Given task a. According to the Spark introduction below, what does Spark build to optimize workflow?

Intro to Spark / RDDs

Apache Spark

Spark is a fast and general engine for large-scale data processing. The user writes a Driver Program containing the script that tells spark what to do with your data, and Spark builds a Directed Acyclic Graph (DAG) to optimize workflow. With a massive dataset, you can process concurrently across multiple machines.

Let's take a second to discuss the components of spark:

• Spark Core - All functionalities are build on this layer (task scheduling, memory management, fault recovery, and storage systems). Also has the API that defines Resilient Distributed Datasets (RDDs), which we will discuss later. There are 4 modules on this layer:
  • Spark Streaming - Live data streaming of data, such as log files. These APIs are similar to RDD.
  • MLib - Scalable machine learning library
  • Spark SQL - Library for working with structured data. Supports Hive, parquet, json, csv, etc.
  • GraphX - API for graphs and graph parallel execution. Clustering, classification, traversal, searching, and path-finding is possible in the graph. We'll come back to this much later on.

Why Scala?

You can use Spark with many languages; primarily Python, R, Java and Scala. I like Scala because it's functional, type-safe and JVM-friendly language. Also, since Spark is written in Scala, there is a slight overhead on running scripts in any other language. 

Besides a knowledge of programming, a familiarity with SQL with make Spark very easy to learn.

The Resilient Distributed Dataset

The RDD is the backbone of Spark Core. This is not the same as a DataFrame, that's a different level of the API. This is a dataset made up of rows of information, that can be divided (distributed) on to many computers for parallel processing, and Spark makes sure we can find a way to get the data even if a node goes down during an operation (resilient).

Creation

We don't have to write the code to make sure we can handle al of the, the RDD is within the SparkContext. The first thing the Driver Program does is start the SparkContext automatically. And the RDD can come from any structured data stores; a database, file, in-memory object, or anything else.

Extracted data.
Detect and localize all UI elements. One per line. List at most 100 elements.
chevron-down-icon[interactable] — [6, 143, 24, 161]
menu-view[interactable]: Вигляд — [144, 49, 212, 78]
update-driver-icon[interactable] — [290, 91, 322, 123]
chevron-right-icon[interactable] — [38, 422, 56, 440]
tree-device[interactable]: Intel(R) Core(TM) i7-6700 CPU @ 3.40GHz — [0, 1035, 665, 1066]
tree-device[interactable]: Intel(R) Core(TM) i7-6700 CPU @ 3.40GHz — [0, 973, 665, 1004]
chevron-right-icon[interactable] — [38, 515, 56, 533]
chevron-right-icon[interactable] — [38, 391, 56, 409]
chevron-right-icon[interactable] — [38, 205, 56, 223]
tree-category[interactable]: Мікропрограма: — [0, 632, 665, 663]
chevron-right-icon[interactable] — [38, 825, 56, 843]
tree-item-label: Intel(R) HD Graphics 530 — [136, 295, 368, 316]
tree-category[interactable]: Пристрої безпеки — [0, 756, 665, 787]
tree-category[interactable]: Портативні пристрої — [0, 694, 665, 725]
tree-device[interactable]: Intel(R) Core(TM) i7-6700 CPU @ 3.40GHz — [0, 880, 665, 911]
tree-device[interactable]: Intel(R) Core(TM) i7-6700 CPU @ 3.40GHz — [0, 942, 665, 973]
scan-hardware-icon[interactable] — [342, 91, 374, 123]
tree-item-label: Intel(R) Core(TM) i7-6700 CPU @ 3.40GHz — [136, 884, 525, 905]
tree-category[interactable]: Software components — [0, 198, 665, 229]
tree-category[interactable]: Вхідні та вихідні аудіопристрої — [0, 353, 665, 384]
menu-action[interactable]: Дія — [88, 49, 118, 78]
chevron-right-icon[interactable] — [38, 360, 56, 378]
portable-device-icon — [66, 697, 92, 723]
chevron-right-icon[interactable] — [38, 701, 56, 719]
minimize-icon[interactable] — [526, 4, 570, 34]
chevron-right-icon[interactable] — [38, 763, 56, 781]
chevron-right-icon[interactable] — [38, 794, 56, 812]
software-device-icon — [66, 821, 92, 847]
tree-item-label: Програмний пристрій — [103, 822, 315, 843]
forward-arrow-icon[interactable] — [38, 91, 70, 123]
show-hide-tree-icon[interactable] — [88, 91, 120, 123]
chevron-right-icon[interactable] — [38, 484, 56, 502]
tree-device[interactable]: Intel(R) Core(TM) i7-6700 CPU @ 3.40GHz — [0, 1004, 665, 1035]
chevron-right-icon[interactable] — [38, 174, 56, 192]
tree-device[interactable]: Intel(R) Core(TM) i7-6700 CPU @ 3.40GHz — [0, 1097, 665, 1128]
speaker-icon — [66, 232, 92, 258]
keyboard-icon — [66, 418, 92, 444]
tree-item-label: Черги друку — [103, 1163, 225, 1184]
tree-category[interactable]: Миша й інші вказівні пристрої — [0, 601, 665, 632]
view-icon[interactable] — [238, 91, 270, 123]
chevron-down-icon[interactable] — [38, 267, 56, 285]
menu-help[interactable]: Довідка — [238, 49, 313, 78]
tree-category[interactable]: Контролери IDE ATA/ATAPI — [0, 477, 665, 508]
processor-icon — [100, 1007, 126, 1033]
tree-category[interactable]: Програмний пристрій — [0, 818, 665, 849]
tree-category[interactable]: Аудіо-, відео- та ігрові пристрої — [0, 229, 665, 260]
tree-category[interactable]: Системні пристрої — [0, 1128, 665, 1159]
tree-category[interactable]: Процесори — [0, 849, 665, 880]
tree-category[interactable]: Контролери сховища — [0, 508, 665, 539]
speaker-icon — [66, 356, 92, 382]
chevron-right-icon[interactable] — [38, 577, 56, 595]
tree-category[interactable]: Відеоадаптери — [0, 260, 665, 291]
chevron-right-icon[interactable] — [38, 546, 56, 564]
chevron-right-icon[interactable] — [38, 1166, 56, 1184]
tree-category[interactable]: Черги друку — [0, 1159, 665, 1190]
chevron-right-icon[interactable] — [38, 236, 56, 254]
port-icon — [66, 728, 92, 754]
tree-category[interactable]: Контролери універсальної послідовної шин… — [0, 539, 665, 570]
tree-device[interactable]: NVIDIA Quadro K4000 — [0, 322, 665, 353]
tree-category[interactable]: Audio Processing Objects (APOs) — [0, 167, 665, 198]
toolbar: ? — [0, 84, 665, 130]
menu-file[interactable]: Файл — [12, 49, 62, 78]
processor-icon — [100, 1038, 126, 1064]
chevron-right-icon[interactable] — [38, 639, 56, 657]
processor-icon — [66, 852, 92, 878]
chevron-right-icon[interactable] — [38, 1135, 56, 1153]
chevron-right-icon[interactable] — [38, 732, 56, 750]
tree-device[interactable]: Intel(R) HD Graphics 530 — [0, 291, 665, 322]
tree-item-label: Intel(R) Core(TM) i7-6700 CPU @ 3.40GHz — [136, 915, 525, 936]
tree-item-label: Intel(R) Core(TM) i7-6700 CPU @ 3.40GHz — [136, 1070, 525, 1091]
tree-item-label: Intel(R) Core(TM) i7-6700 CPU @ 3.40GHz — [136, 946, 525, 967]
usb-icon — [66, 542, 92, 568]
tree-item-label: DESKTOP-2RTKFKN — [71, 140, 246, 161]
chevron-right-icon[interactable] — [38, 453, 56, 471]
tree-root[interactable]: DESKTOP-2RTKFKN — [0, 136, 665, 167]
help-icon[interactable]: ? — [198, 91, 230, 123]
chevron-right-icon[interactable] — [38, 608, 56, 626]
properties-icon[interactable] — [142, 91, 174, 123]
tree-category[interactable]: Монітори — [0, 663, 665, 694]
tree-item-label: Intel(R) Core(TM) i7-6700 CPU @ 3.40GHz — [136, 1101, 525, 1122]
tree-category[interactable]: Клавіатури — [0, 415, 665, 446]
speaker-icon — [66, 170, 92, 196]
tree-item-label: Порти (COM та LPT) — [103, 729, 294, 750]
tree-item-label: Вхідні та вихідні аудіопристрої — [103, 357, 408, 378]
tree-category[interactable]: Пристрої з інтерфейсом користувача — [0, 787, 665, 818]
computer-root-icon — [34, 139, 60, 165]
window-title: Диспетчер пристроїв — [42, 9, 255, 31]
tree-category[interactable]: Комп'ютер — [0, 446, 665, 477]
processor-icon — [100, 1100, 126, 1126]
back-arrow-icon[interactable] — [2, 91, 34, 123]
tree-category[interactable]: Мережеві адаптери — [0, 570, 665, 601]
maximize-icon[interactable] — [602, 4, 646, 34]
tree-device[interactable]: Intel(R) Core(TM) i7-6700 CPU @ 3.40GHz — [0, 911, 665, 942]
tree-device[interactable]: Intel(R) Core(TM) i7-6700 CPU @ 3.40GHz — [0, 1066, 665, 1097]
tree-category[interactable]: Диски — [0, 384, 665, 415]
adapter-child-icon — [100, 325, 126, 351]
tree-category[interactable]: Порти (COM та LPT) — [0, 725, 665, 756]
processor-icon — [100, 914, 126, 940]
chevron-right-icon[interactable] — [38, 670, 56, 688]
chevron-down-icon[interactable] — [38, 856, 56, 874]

Given task b. Reproduce the rows from their first line up to and including the line containing "chevron-right-icon[interactable] — [38, 174, 56, 192]", with no changes.

Final answer a. A Directed Acyclic Graph (DAG).

Final answer b.
Detect and localize all UI elements. One per line. List at most 100 elements.
chevron-down-icon[interactable] — [6, 143, 24, 161]
menu-view[interactable]: Вигляд — [144, 49, 212, 78]
update-driver-icon[interactable] — [290, 91, 322, 123]
chevron-right-icon[interactable] — [38, 422, 56, 440]
tree-device[interactable]: Intel(R) Core(TM) i7-6700 CPU @ 3.40GHz — [0, 1035, 665, 1066]
tree-device[interactable]: Intel(R) Core(TM) i7-6700 CPU @ 3.40GHz — [0, 973, 665, 1004]
chevron-right-icon[interactable] — [38, 515, 56, 533]
chevron-right-icon[interactable] — [38, 391, 56, 409]
chevron-right-icon[interactable] — [38, 205, 56, 223]
tree-category[interactable]: Мікропрограма: — [0, 632, 665, 663]
chevron-right-icon[interactable] — [38, 825, 56, 843]
tree-item-label: Intel(R) HD Graphics 530 — [136, 295, 368, 316]
tree-category[interactable]: Пристрої безпеки — [0, 756, 665, 787]
tree-category[interactable]: Портативні пристрої — [0, 694, 665, 725]
tree-device[interactable]: Intel(R) Core(TM) i7-6700 CPU @ 3.40GHz — [0, 880, 665, 911]
tree-device[interactable]: Intel(R) Core(TM) i7-6700 CPU @ 3.40GHz — [0, 942, 665, 973]
scan-hardware-icon[interactable] — [342, 91, 374, 123]
tree-item-label: Intel(R) Core(TM) i7-6700 CPU @ 3.40GHz — [136, 884, 525, 905]
tree-category[interactable]: Software components — [0, 198, 665, 229]
tree-category[interactable]: Вхідні та вихідні аудіопристрої — [0, 353, 665, 384]
menu-action[interactable]: Дія — [88, 49, 118, 78]
chevron-right-icon[interactable] — [38, 360, 56, 378]
portable-device-icon — [66, 697, 92, 723]
chevron-right-icon[interactable] — [38, 701, 56, 719]
minimize-icon[interactable] — [526, 4, 570, 34]
chevron-right-icon[interactable] — [38, 763, 56, 781]
chevron-right-icon[interactable] — [38, 794, 56, 812]
software-device-icon — [66, 821, 92, 847]
tree-item-label: Програмний пристрій — [103, 822, 315, 843]
forward-arrow-icon[interactable] — [38, 91, 70, 123]
show-hide-tree-icon[interactable] — [88, 91, 120, 123]
chevron-right-icon[interactable] — [38, 484, 56, 502]
tree-device[interactable]: Intel(R) Core(TM) i7-6700 CPU @ 3.40GHz — [0, 1004, 665, 1035]
chevron-right-icon[interactable] — [38, 174, 56, 192]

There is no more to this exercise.